Stored records:
.....
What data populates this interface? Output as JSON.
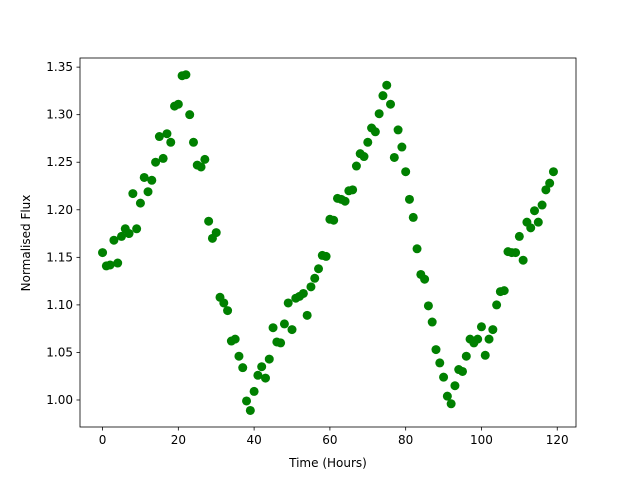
{
  "chart_data": {
    "type": "scatter",
    "xlabel": "Time (Hours)",
    "ylabel": "Normalised Flux",
    "series": [
      {
        "color": "#008000",
        "x": [
          0,
          1,
          2,
          3,
          4,
          5,
          6,
          7,
          8,
          9,
          10,
          11,
          12,
          13,
          14,
          15,
          16,
          17,
          18,
          19,
          20,
          21,
          22,
          23,
          24,
          25,
          26,
          27,
          28,
          29,
          30,
          31,
          32,
          33,
          34,
          35,
          36,
          37,
          38,
          39,
          40,
          41,
          42,
          43,
          44,
          45,
          46,
          47,
          48,
          49,
          50,
          51,
          52,
          53,
          54,
          55,
          56,
          57,
          58,
          59,
          60,
          61,
          62,
          63,
          64,
          65,
          66,
          67,
          68,
          69,
          70,
          71,
          72,
          73,
          74,
          75,
          76,
          77,
          78,
          79,
          80,
          81,
          82,
          83,
          84,
          85,
          86,
          87,
          88,
          89,
          90,
          91,
          92,
          93,
          94,
          95,
          96,
          97,
          98,
          99,
          100,
          101,
          102,
          103,
          104,
          105,
          106,
          107,
          108,
          109,
          110,
          111,
          112,
          113,
          114,
          115,
          116,
          117,
          118,
          119
        ],
        "values": [
          1.155,
          1.141,
          1.142,
          1.168,
          1.144,
          1.172,
          1.18,
          1.175,
          1.217,
          1.18,
          1.207,
          1.234,
          1.219,
          1.231,
          1.25,
          1.277,
          1.254,
          1.28,
          1.271,
          1.309,
          1.311,
          1.341,
          1.342,
          1.3,
          1.271,
          1.247,
          1.245,
          1.253,
          1.188,
          1.17,
          1.176,
          1.108,
          1.102,
          1.094,
          1.062,
          1.064,
          1.046,
          1.034,
          0.999,
          0.989,
          1.009,
          1.026,
          1.035,
          1.023,
          1.043,
          1.076,
          1.061,
          1.06,
          1.08,
          1.102,
          1.074,
          1.107,
          1.109,
          1.112,
          1.089,
          1.119,
          1.128,
          1.138,
          1.152,
          1.151,
          1.19,
          1.189,
          1.212,
          1.211,
          1.209,
          1.22,
          1.221,
          1.246,
          1.259,
          1.256,
          1.271,
          1.286,
          1.282,
          1.301,
          1.32,
          1.331,
          1.311,
          1.255,
          1.284,
          1.266,
          1.24,
          1.211,
          1.192,
          1.159,
          1.132,
          1.127,
          1.099,
          1.082,
          1.053,
          1.039,
          1.024,
          1.004,
          0.996,
          1.015,
          1.032,
          1.03,
          1.046,
          1.064,
          1.06,
          1.064,
          1.077,
          1.047,
          1.064,
          1.074,
          1.1,
          1.114,
          1.115,
          1.156,
          1.155,
          1.155,
          1.172,
          1.147,
          1.187,
          1.181,
          1.199,
          1.187,
          1.205,
          1.221,
          1.228,
          1.24
        ]
      }
    ],
    "xlim": [
      -5.95,
      124.95
    ],
    "xticks": [
      0,
      20,
      40,
      60,
      80,
      100,
      120
    ],
    "ylim": [
      0.9716,
      1.3596
    ],
    "yticks": [
      {
        "value": 1.0,
        "label": "1.00"
      },
      {
        "value": 1.05,
        "label": "1.05"
      },
      {
        "value": 1.1,
        "label": "1.10"
      },
      {
        "value": 1.15,
        "label": "1.15"
      },
      {
        "value": 1.2,
        "label": "1.20"
      },
      {
        "value": 1.25,
        "label": "1.25"
      },
      {
        "value": 1.3,
        "label": "1.30"
      },
      {
        "value": 1.35,
        "label": "1.35"
      }
    ],
    "grid": false
  }
}
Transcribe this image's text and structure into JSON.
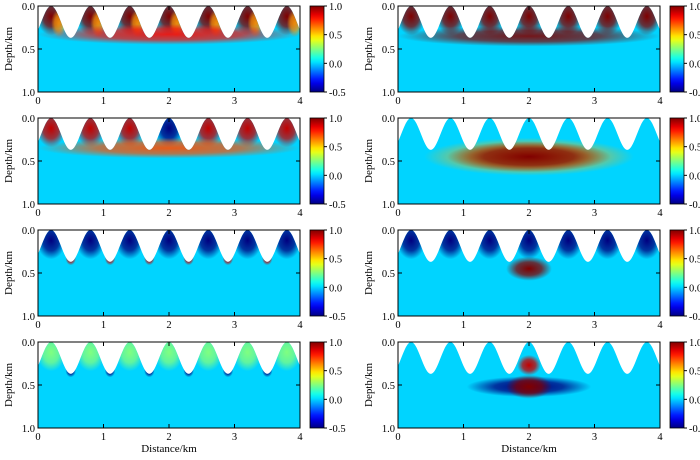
{
  "chart_data": {
    "type": "heatmap",
    "layout": "4 rows x 2 columns",
    "shared": {
      "xlabel": "Distance/km",
      "ylabel": "Depth/km",
      "xlim": [
        0,
        4
      ],
      "ylim": [
        0,
        1
      ],
      "xticks": [
        0,
        1,
        2,
        3,
        4
      ],
      "yticks": [
        0.0,
        0.5,
        1.0
      ],
      "colorbar_ticks": [
        1.0,
        0.5,
        0.0,
        -0.5
      ],
      "colorbar_range": [
        -0.5,
        1.0
      ],
      "colormap": "jet",
      "background_value": 0.0,
      "topography": {
        "peaks_x_km": [
          0.2,
          0.8,
          1.4,
          2.0,
          2.6,
          3.2,
          3.8
        ],
        "peak_depth_km": 0.0,
        "valley_depth_km": 0.37
      }
    },
    "panels": [
      {
        "row": 1,
        "col": 1,
        "description": "near-surface positive response concentrated under each hill",
        "hill_value": 1.0,
        "band_depth_km": 0.33,
        "band_value": 0.8
      },
      {
        "row": 1,
        "col": 2,
        "description": "strong positive response throughout hills and shallow band",
        "hill_value": 1.0,
        "band_depth_km": 0.35,
        "band_value": 1.0
      },
      {
        "row": 2,
        "col": 1,
        "description": "positive hills with negative response at the center hill",
        "hill_value": 0.9,
        "center_value": -0.5,
        "band_depth_km": 0.35,
        "band_value": 0.7
      },
      {
        "row": 2,
        "col": 2,
        "description": "broad positive anomaly centred at 2 km beneath topography",
        "anomaly_center_km": [
          2.0,
          0.45
        ],
        "anomaly_value": 1.0,
        "center_hill_value": -0.5
      },
      {
        "row": 3,
        "col": 1,
        "description": "mostly negative response in hills with small positive spots near 2 km",
        "hill_value": -0.5,
        "spot_value": 0.9
      },
      {
        "row": 3,
        "col": 2,
        "description": "negative hills with compact positive anomaly at 2 km",
        "hill_value": -0.5,
        "anomaly_center_km": [
          2.0,
          0.45
        ],
        "anomaly_value": 1.0
      },
      {
        "row": 4,
        "col": 1,
        "description": "weak mixed response with negative spots beneath valleys",
        "hill_value": 0.25,
        "spot_value": -0.5
      },
      {
        "row": 4,
        "col": 2,
        "description": "negative ring around compact positive anomaly at 2 km",
        "ring_value": -0.5,
        "anomaly_center_km": [
          2.0,
          0.52
        ],
        "anomaly_value": 1.0
      }
    ]
  }
}
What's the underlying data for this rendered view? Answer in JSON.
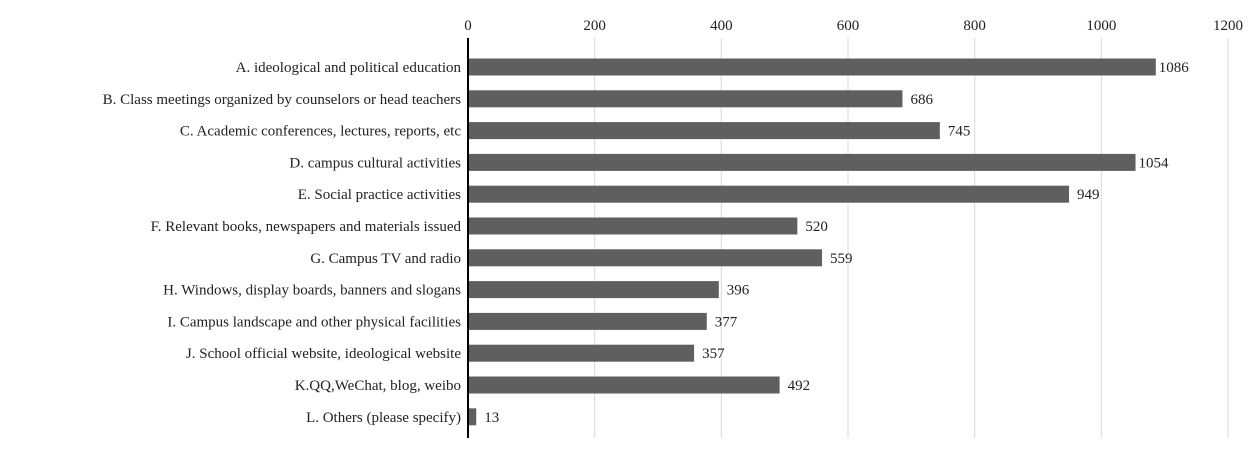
{
  "chart_data": {
    "type": "bar",
    "orientation": "horizontal",
    "title": "",
    "xlabel": "",
    "ylabel": "",
    "xlim": [
      0,
      1200
    ],
    "x_ticks": [
      0,
      200,
      400,
      600,
      800,
      1000,
      1200
    ],
    "x_tick_labels": [
      "0",
      "200",
      "400",
      "600",
      "800",
      "1000",
      "1200"
    ],
    "x_axis_position": "top",
    "grid": true,
    "legend": "none",
    "categories": [
      "A. ideological and political education",
      "B. Class meetings organized by counselors or head teachers",
      "C. Academic conferences, lectures, reports, etc",
      "D. campus cultural activities",
      "E. Social practice activities",
      "F. Relevant books, newspapers and materials issued",
      "G. Campus TV and radio",
      "H. Windows, display boards, banners and slogans",
      "I. Campus landscape and other physical facilities",
      "J. School official website, ideological website",
      "K.QQ,WeChat, blog, weibo",
      "L. Others (please specify)"
    ],
    "values": [
      1086,
      686,
      745,
      1054,
      949,
      520,
      559,
      396,
      377,
      357,
      492,
      13
    ],
    "data_labels": [
      "1086",
      "686",
      "745",
      "1054",
      "949",
      "520",
      "559",
      "396",
      "377",
      "357",
      "492",
      "13"
    ],
    "colors": {
      "bar": "#5f5f5f",
      "grid": "#d9d9d9",
      "axis": "#000000",
      "text": "#222222"
    }
  }
}
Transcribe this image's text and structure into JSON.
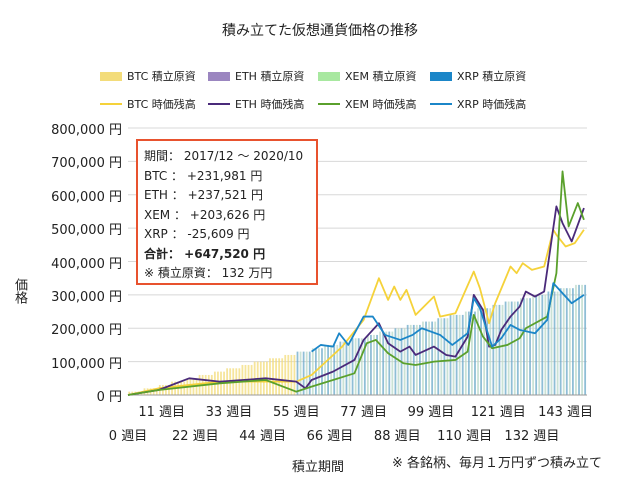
{
  "chart_data": {
    "type": "line",
    "title": "積み立てた仮想通貨価格の推移",
    "xlabel": "積立期間",
    "ylabel": "価格",
    "ylim": [
      0,
      800000
    ],
    "xlim": [
      0,
      150
    ],
    "grid": true,
    "legend_position": "top",
    "yticks": [
      "0 円",
      "100,000 円",
      "200,000 円",
      "300,000 円",
      "400,000 円",
      "500,000 円",
      "600,000 円",
      "700,000 円",
      "800,000 円"
    ],
    "xticks_upper": [
      "11 週目",
      "33 週目",
      "55 週目",
      "77 週目",
      "99 週目",
      "121 週目",
      "143 週目"
    ],
    "xticks_lower": [
      "0 週目",
      "22 週目",
      "44 週目",
      "66 週目",
      "88 週目",
      "110 週目",
      "132 週目"
    ],
    "legend": [
      "BTC 積立原資",
      "ETH 積立原資",
      "XEM 積立原資",
      "XRP 積立原資",
      "BTC 時価残高",
      "ETH 時価残高",
      "XEM 時価残高",
      "XRP 時価残高"
    ],
    "principal_bars": {
      "colors": [
        "#f3dc7a",
        "#9b86c0",
        "#a8d8a0",
        "#6aa8c8"
      ],
      "monthly_values": [
        10000,
        20000,
        30000,
        40000,
        50000,
        60000,
        70000,
        80000,
        90000,
        100000,
        110000,
        120000,
        130000,
        140000,
        150000,
        160000,
        170000,
        180000,
        190000,
        200000,
        210000,
        220000,
        230000,
        240000,
        250000,
        260000,
        270000,
        280000,
        290000,
        300000,
        310000,
        320000,
        330000
      ]
    },
    "series": [
      {
        "name": "BTC 時価残高",
        "color": "#f5d23a",
        "points": [
          [
            0,
            0
          ],
          [
            10,
            20000
          ],
          [
            30,
            40000
          ],
          [
            55,
            40000
          ],
          [
            60,
            60000
          ],
          [
            70,
            145000
          ],
          [
            77,
            225000
          ],
          [
            82,
            350000
          ],
          [
            85,
            285000
          ],
          [
            87,
            325000
          ],
          [
            89,
            285000
          ],
          [
            91,
            315000
          ],
          [
            94,
            240000
          ],
          [
            100,
            295000
          ],
          [
            102,
            235000
          ],
          [
            107,
            245000
          ],
          [
            113,
            370000
          ],
          [
            115,
            320000
          ],
          [
            118,
            215000
          ],
          [
            120,
            275000
          ],
          [
            125,
            385000
          ],
          [
            127,
            365000
          ],
          [
            129,
            395000
          ],
          [
            132,
            375000
          ],
          [
            136,
            385000
          ],
          [
            139,
            495000
          ],
          [
            140,
            480000
          ],
          [
            143,
            445000
          ],
          [
            146,
            455000
          ],
          [
            149,
            495000
          ]
        ]
      },
      {
        "name": "ETH 時価残高",
        "color": "#4a2a7a",
        "points": [
          [
            0,
            0
          ],
          [
            10,
            15000
          ],
          [
            20,
            50000
          ],
          [
            30,
            40000
          ],
          [
            45,
            50000
          ],
          [
            55,
            40000
          ],
          [
            58,
            20000
          ],
          [
            60,
            45000
          ],
          [
            67,
            70000
          ],
          [
            74,
            105000
          ],
          [
            77,
            165000
          ],
          [
            82,
            215000
          ],
          [
            85,
            155000
          ],
          [
            89,
            130000
          ],
          [
            92,
            145000
          ],
          [
            94,
            120000
          ],
          [
            100,
            145000
          ],
          [
            104,
            120000
          ],
          [
            107,
            115000
          ],
          [
            111,
            175000
          ],
          [
            113,
            300000
          ],
          [
            116,
            255000
          ],
          [
            118,
            145000
          ],
          [
            120,
            150000
          ],
          [
            122,
            195000
          ],
          [
            125,
            235000
          ],
          [
            128,
            265000
          ],
          [
            130,
            310000
          ],
          [
            133,
            295000
          ],
          [
            136,
            310000
          ],
          [
            140,
            565000
          ],
          [
            142,
            515000
          ],
          [
            145,
            460000
          ],
          [
            149,
            560000
          ]
        ]
      },
      {
        "name": "XEM 時価残高",
        "color": "#5aa02c",
        "points": [
          [
            0,
            0
          ],
          [
            10,
            15000
          ],
          [
            30,
            35000
          ],
          [
            45,
            45000
          ],
          [
            55,
            10000
          ],
          [
            60,
            25000
          ],
          [
            67,
            45000
          ],
          [
            74,
            65000
          ],
          [
            78,
            155000
          ],
          [
            81,
            165000
          ],
          [
            85,
            125000
          ],
          [
            90,
            95000
          ],
          [
            94,
            90000
          ],
          [
            100,
            100000
          ],
          [
            107,
            105000
          ],
          [
            111,
            130000
          ],
          [
            113,
            240000
          ],
          [
            116,
            175000
          ],
          [
            119,
            140000
          ],
          [
            124,
            150000
          ],
          [
            128,
            170000
          ],
          [
            130,
            200000
          ],
          [
            137,
            235000
          ],
          [
            140,
            365000
          ],
          [
            142,
            670000
          ],
          [
            144,
            505000
          ],
          [
            147,
            575000
          ],
          [
            149,
            525000
          ]
        ]
      },
      {
        "name": "XRP 時価残高",
        "color": "#1b86c8",
        "points": [
          [
            60,
            130000
          ],
          [
            63,
            150000
          ],
          [
            67,
            145000
          ],
          [
            69,
            185000
          ],
          [
            72,
            150000
          ],
          [
            77,
            235000
          ],
          [
            80,
            235000
          ],
          [
            84,
            180000
          ],
          [
            89,
            165000
          ],
          [
            93,
            180000
          ],
          [
            96,
            200000
          ],
          [
            102,
            180000
          ],
          [
            106,
            150000
          ],
          [
            111,
            185000
          ],
          [
            113,
            290000
          ],
          [
            115,
            260000
          ],
          [
            119,
            145000
          ],
          [
            122,
            170000
          ],
          [
            125,
            210000
          ],
          [
            128,
            195000
          ],
          [
            133,
            185000
          ],
          [
            137,
            225000
          ],
          [
            139,
            335000
          ],
          [
            141,
            315000
          ],
          [
            145,
            275000
          ],
          [
            149,
            300000
          ]
        ]
      }
    ]
  },
  "summary": {
    "period": "期間： 2017/12 ～ 2020/10",
    "btc": "BTC ： +231,981 円",
    "eth": "ETH ： +237,521 円",
    "xem": "XEM ： +203,626 円",
    "xrp": "XRP ： -25,609 円",
    "total": "合計： +647,520 円",
    "principal": "※ 積立原資： 132 万円"
  },
  "note": "※ 各銘柄、毎月１万円ずつ積み立て"
}
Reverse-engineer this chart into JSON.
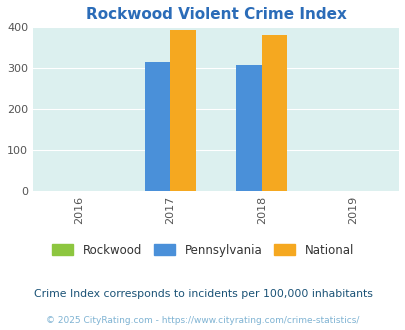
.....
__Problem requirements__
Examine the listing and say how many of its lines contain the string "compact". Give the number alone.

__Answer to this task__
2